*Records for processing*:
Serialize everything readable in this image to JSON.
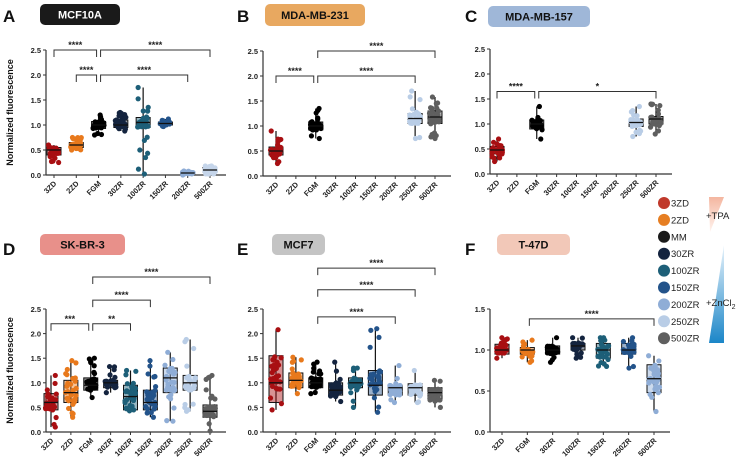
{
  "legend": {
    "items": [
      {
        "label": "3ZD",
        "color": "#c0392b"
      },
      {
        "label": "2ZD",
        "color": "#e67e22"
      },
      {
        "label": "MM",
        "color": "#1a1a1a"
      },
      {
        "label": "30ZR",
        "color": "#14243f"
      },
      {
        "label": "100ZR",
        "color": "#1d5f78"
      },
      {
        "label": "150ZR",
        "color": "#23538a"
      },
      {
        "label": "200ZR",
        "color": "#8fadd6"
      },
      {
        "label": "250ZR",
        "color": "#b9cde6"
      },
      {
        "label": "500ZR",
        "color": "#5f5f5f"
      }
    ],
    "tpa_label": "+TPA",
    "zncl2_label": "+ZnCl",
    "zncl2_subscript": "2"
  },
  "palette": {
    "3ZD": "#a80f12",
    "2ZD": "#e8791c",
    "FGM": "#000000",
    "30ZR": "#14243f",
    "100ZR": "#1d5f78",
    "150ZR": "#23538a",
    "200ZR": "#8fadd6",
    "250ZR": "#b9cde6",
    "500ZR": "#5f5f5f"
  },
  "chart_data": [
    {
      "panel": "A",
      "title": "MCF10A",
      "title_bg": "#1a1a1a",
      "title_color": "#ffffff",
      "type": "box-scatter",
      "ylabel": "Normalized fluorescence",
      "ylim": [
        0,
        2.5
      ],
      "yticks": [
        "0.0",
        "0.5",
        "1.0",
        "1.5",
        "2.0",
        "2.5"
      ],
      "categories": [
        "3ZD",
        "2ZD",
        "FGM",
        "30ZR",
        "100ZR",
        "150ZR",
        "200ZR",
        "500ZR"
      ],
      "stats": [
        [
          0.5,
          0.4,
          0.55,
          0.25,
          0.6
        ],
        [
          0.6,
          0.55,
          0.65,
          0.5,
          0.75
        ],
        [
          1.0,
          0.93,
          1.07,
          0.8,
          1.2
        ],
        [
          1.0,
          0.95,
          1.1,
          0.88,
          1.25
        ],
        [
          1.05,
          0.95,
          1.15,
          0.02,
          1.75
        ],
        [
          1.03,
          1.0,
          1.06,
          0.97,
          1.12
        ],
        [
          0.04,
          0.02,
          0.06,
          0.0,
          0.08
        ],
        [
          0.1,
          0.05,
          0.15,
          0.02,
          0.18
        ]
      ],
      "color_override": {
        "500ZR": "#c5d5ea"
      },
      "significance": [
        {
          "from": "3ZD",
          "to": "FGM",
          "level": 2.5,
          "label": "****"
        },
        {
          "from": "2ZD",
          "to": "FGM",
          "level": 2.0,
          "label": "****"
        },
        {
          "from": "FGM",
          "to": "500ZR",
          "level": 2.5,
          "label": "****"
        },
        {
          "from": "FGM",
          "to": "200ZR",
          "level": 2.0,
          "label": "****"
        }
      ]
    },
    {
      "panel": "B",
      "title": "MDA-MB-231",
      "title_bg": "#e8a860",
      "title_color": "#111111",
      "type": "box-scatter",
      "ylabel": "",
      "ylim": [
        0,
        2.5
      ],
      "yticks": [
        "0.0",
        "0.5",
        "1.0",
        "1.5",
        "2.0",
        "2.5"
      ],
      "categories": [
        "3ZD",
        "2ZD",
        "FGM",
        "30ZR",
        "100ZR",
        "150ZR",
        "200ZR",
        "250ZR",
        "500ZR"
      ],
      "stats": [
        [
          0.5,
          0.42,
          0.58,
          0.25,
          0.9
        ],
        null,
        [
          1.0,
          0.92,
          1.08,
          0.75,
          1.35
        ],
        null,
        null,
        null,
        null,
        [
          1.15,
          1.05,
          1.25,
          0.75,
          1.7
        ],
        [
          1.18,
          1.05,
          1.3,
          0.75,
          1.58
        ]
      ],
      "significance": [
        {
          "from": "3ZD",
          "to": "FGM",
          "level": 2.0,
          "label": "****"
        },
        {
          "from": "FGM",
          "to": "250ZR",
          "level": 2.0,
          "label": "****"
        },
        {
          "from": "FGM",
          "to": "500ZR",
          "level": 2.5,
          "label": "****"
        }
      ]
    },
    {
      "panel": "C",
      "title": "MDA-MB-157",
      "title_bg": "#9fb7d8",
      "title_color": "#111111",
      "type": "box-scatter",
      "ylabel": "",
      "ylim": [
        0,
        2.5
      ],
      "yticks": [
        "0.0",
        "0.5",
        "1.0",
        "1.5",
        "2.0",
        "2.5"
      ],
      "categories": [
        "3ZD",
        "2ZD",
        "FGM",
        "30ZR",
        "100ZR",
        "150ZR",
        "200ZR",
        "250ZR",
        "500ZR"
      ],
      "stats": [
        [
          0.48,
          0.4,
          0.55,
          0.25,
          0.7
        ],
        null,
        [
          1.0,
          0.9,
          1.08,
          0.7,
          1.35
        ],
        null,
        null,
        null,
        null,
        [
          1.03,
          0.95,
          1.1,
          0.75,
          1.35
        ],
        [
          1.1,
          1.0,
          1.15,
          0.8,
          1.4
        ]
      ],
      "significance": [
        {
          "from": "3ZD",
          "to": "FGM",
          "level": 1.65,
          "label": "****"
        },
        {
          "from": "FGM",
          "to": "500ZR",
          "level": 1.65,
          "label": "*"
        }
      ]
    },
    {
      "panel": "D",
      "title": "SK-BR-3",
      "title_bg": "#e8908a",
      "title_color": "#111111",
      "type": "box-scatter",
      "ylabel": "Normalized fluorescence",
      "ylim": [
        0,
        2.5
      ],
      "yticks": [
        "0.0",
        "0.5",
        "1.0",
        "1.5",
        "2.0",
        "2.5"
      ],
      "categories": [
        "3ZD",
        "2ZD",
        "FGM",
        "30ZR",
        "100ZR",
        "150ZR",
        "200ZR",
        "250ZR",
        "500ZR"
      ],
      "stats": [
        [
          0.6,
          0.45,
          0.78,
          0.1,
          1.15
        ],
        [
          0.8,
          0.6,
          1.05,
          0.3,
          1.45
        ],
        [
          0.95,
          0.85,
          1.1,
          0.7,
          1.5
        ],
        [
          1.0,
          0.9,
          1.05,
          0.8,
          1.33
        ],
        [
          0.72,
          0.45,
          0.95,
          0.43,
          1.25
        ],
        [
          0.6,
          0.45,
          0.85,
          0.3,
          1.45
        ],
        [
          1.1,
          0.8,
          1.3,
          0.22,
          1.62
        ],
        [
          1.0,
          0.85,
          1.15,
          0.42,
          1.88
        ],
        [
          0.42,
          0.3,
          0.55,
          0.02,
          1.15
        ]
      ],
      "significance": [
        {
          "from": "3ZD",
          "to": "FGM",
          "level": 2.2,
          "label": "***"
        },
        {
          "from": "FGM",
          "to": "100ZR",
          "level": 2.2,
          "label": "**"
        },
        {
          "from": "FGM",
          "to": "150ZR",
          "level": 2.68,
          "label": "****"
        },
        {
          "from": "FGM",
          "to": "500ZR",
          "level": 3.15,
          "label": "****"
        }
      ]
    },
    {
      "panel": "E",
      "title": "MCF7",
      "title_bg": "#c4c4c4",
      "title_color": "#111111",
      "type": "box-scatter",
      "ylabel": "",
      "ylim": [
        0,
        2.5
      ],
      "yticks": [
        "0.0",
        "0.5",
        "1.0",
        "1.5",
        "2.0",
        "2.5"
      ],
      "categories": [
        "3ZD",
        "2ZD",
        "FGM",
        "30ZR",
        "100ZR",
        "150ZR",
        "200ZR",
        "250ZR",
        "500ZR"
      ],
      "stats": [
        [
          1.0,
          0.6,
          1.55,
          0.45,
          2.08
        ],
        [
          1.05,
          0.9,
          1.2,
          0.78,
          1.52
        ],
        [
          1.0,
          0.9,
          1.1,
          0.78,
          1.42
        ],
        [
          0.85,
          0.75,
          1.0,
          0.62,
          1.42
        ],
        [
          1.0,
          0.9,
          1.1,
          0.5,
          1.3
        ],
        [
          0.95,
          0.75,
          1.25,
          0.4,
          2.1
        ],
        [
          0.9,
          0.75,
          0.95,
          0.6,
          1.35
        ],
        [
          0.9,
          0.75,
          0.98,
          0.6,
          1.25
        ],
        [
          0.8,
          0.65,
          0.9,
          0.5,
          1.05
        ]
      ],
      "significance": [
        {
          "from": "FGM",
          "to": "200ZR",
          "level": 2.34,
          "label": "****"
        },
        {
          "from": "FGM",
          "to": "250ZR",
          "level": 2.89,
          "label": "****"
        },
        {
          "from": "FGM",
          "to": "500ZR",
          "level": 3.33,
          "label": "****"
        }
      ]
    },
    {
      "panel": "F",
      "title": "T-47D",
      "title_bg": "#f2c8b8",
      "title_color": "#111111",
      "type": "box-scatter",
      "ylabel": "",
      "ylim": [
        0,
        1.5
      ],
      "yticks": [
        "0.0",
        "0.5",
        "1.0",
        "1.5"
      ],
      "categories": [
        "3ZD",
        "FGM",
        "30ZR",
        "100ZR",
        "150ZR",
        "250ZR",
        "500ZR"
      ],
      "stats": [
        [
          1.0,
          0.95,
          1.07,
          0.9,
          1.15
        ],
        [
          1.0,
          0.95,
          1.03,
          0.85,
          1.12
        ],
        [
          1.0,
          0.95,
          1.05,
          0.85,
          1.15
        ],
        [
          1.05,
          1.0,
          1.08,
          0.9,
          1.15
        ],
        [
          1.0,
          0.9,
          1.08,
          0.8,
          1.15
        ],
        [
          1.0,
          0.95,
          1.08,
          0.78,
          1.15
        ],
        [
          0.65,
          0.48,
          0.82,
          0.25,
          0.93
        ]
      ],
      "color_override": {
        "FGM": "#e8791c",
        "30ZR": "#000000",
        "100ZR": "#14243f",
        "150ZR": "#1d5f78",
        "250ZR": "#23538a",
        "500ZR": "#8fadd6"
      },
      "significance": [
        {
          "from": "FGM",
          "to": "500ZR",
          "level": 1.38,
          "label": "****"
        }
      ]
    }
  ]
}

*To do*: Scan the material above. Copy each line where "panel" occurs.

*Exercise output*:
      "panel": "A",
      "panel": "B",
      "panel": "C",
      "panel": "D",
      "panel": "E",
      "panel": "F",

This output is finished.